Dataset rows:
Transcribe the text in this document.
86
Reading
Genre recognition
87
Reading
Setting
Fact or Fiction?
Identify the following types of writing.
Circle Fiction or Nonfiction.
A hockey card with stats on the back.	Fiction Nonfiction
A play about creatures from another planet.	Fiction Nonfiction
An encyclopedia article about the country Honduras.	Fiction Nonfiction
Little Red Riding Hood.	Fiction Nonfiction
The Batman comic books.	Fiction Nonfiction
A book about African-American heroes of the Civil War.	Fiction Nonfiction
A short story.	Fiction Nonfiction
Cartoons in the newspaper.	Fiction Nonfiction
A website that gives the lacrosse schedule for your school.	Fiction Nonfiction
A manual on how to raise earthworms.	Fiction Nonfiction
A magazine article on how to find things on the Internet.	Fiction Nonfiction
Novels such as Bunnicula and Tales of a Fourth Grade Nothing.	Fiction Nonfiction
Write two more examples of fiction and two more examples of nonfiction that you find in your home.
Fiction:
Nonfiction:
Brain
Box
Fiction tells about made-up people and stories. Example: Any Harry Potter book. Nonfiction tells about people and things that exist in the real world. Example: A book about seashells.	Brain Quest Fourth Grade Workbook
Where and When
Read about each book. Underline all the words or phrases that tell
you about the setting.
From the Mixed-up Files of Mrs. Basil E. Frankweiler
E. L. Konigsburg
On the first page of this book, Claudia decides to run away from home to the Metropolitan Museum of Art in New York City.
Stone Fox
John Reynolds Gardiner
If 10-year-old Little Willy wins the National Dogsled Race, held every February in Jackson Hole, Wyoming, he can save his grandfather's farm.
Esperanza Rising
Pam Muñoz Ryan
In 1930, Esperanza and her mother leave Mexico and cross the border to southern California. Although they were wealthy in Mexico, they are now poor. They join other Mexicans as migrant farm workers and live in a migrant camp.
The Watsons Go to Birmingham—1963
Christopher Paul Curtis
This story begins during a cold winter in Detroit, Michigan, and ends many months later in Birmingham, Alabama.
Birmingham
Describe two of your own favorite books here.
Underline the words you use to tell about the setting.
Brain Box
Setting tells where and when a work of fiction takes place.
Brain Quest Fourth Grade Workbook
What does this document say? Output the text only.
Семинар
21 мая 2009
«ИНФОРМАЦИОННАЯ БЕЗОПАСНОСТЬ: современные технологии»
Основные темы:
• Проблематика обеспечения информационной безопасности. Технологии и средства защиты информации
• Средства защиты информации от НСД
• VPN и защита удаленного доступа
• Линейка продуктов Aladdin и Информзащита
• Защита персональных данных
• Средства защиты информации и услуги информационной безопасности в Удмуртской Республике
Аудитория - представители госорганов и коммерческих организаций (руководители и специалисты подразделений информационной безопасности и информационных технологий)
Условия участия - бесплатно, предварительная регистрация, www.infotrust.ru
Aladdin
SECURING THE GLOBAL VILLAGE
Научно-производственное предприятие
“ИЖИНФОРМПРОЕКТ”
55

To do: Output the listing above exactly as it appears.

Exercise output:
Transcribe the text in this document.
86
Reading
Genre recognition
87
Reading
Setting
Fact or Fiction?
Identify the following types of writing.
Circle Fiction or Nonfiction.
A hockey card with stats on the back.	Fiction Nonfiction
A play about creatures from another planet.	Fiction Nonfiction
An encyclopedia article about the country Honduras.	Fiction Nonfiction
Little Red Riding Hood.	Fiction Nonfiction
The Batman comic books.	Fiction Nonfiction
A book about African-American heroes of the Civil War.	Fiction Nonfiction
A short story.	Fiction Nonfiction
Cartoons in the newspaper.	Fiction Nonfiction
A website that gives the lacrosse schedule for your school.	Fiction Nonfiction
A manual on how to raise earthworms.	Fiction Nonfiction
A magazine article on how to find things on the Internet.	Fiction Nonfiction
Novels such as Bunnicula and Tales of a Fourth Grade Nothing.	Fiction Nonfiction
Write two more examples of fiction and two more examples of nonfiction that you find in your home.
Fiction:
Nonfiction:
Brain
Box
Fiction tells about made-up people and stories. Example: Any Harry Potter book. Nonfiction tells about people and things that exist in the real world. Example: A book about seashells.	Brain Quest Fourth Grade Workbook
Where and When
Read about each book. Underline all the words or phrases that tell
you about the setting.
From the Mixed-up Files of Mrs. Basil E. Frankweiler
E. L. Konigsburg
On the first page of this book, Claudia decides to run away from home to the Metropolitan Museum of Art in New York City.
Stone Fox
John Reynolds Gardiner
If 10-year-old Little Willy wins the National Dogsled Race, held every February in Jackson Hole, Wyoming, he can save his grandfather's farm.
Esperanza Rising
Pam Muñoz Ryan
In 1930, Esperanza and her mother leave Mexico and cross the border to southern California. Although they were wealthy in Mexico, they are now poor. They join other Mexicans as migrant farm workers and live in a migrant camp.
The Watsons Go to Birmingham—1963
Christopher Paul Curtis
This story begins during a cold winter in Detroit, Michigan, and ends many months later in Birmingham, Alabama.
Birmingham
Describe two of your own favorite books here.
Underline the words you use to tell about the setting.
Brain Box
Setting tells where and when a work of fiction takes place.
Brain Quest Fourth Grade Workbook
What does this document say? Output the text only.
Семинар
21 мая 2009
«ИНФОРМАЦИОННАЯ БЕЗОПАСНОСТЬ: современные технологии»
Основные темы:
• Проблематика обеспечения информационной безопасности. Технологии и средства защиты информации
• Средства защиты информации от НСД
• VPN и защита удаленного доступа
• Линейка продуктов Aladdin и Информзащита
• Защита персональных данных
• Средства защиты информации и услуги информационной безопасности в Удмуртской Республике
Аудитория - представители госорганов и коммерческих организаций (руководители и специалисты подразделений информационной безопасности и информационных технологий)
Условия участия - бесплатно, предварительная регистрация, www.infotrust.ru
Aladdin
SECURING THE GLOBAL VILLAGE
Научно-производственное предприятие
“ИЖИНФОРМПРОЕКТ”
55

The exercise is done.